- REQUIRED TASK
Lines containing "name" are to be counted. Give the number and nothing more.

- MATERIALS PROVIDED
★ ★ ★ ★

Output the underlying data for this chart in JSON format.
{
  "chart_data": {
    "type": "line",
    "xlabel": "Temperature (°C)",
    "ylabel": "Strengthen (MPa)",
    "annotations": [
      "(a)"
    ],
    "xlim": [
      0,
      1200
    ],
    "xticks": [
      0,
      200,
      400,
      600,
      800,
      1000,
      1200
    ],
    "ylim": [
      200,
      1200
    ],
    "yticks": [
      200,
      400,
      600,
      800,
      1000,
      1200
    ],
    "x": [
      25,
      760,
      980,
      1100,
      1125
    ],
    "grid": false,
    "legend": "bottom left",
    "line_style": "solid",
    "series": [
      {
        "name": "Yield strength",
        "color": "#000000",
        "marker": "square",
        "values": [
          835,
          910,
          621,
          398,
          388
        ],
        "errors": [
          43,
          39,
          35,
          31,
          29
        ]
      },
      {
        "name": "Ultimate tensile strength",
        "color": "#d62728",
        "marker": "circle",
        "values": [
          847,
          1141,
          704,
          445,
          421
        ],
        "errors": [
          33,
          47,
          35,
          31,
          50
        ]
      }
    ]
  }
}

★ ★ ★ ★

- RESULT FOR THIS TASK
2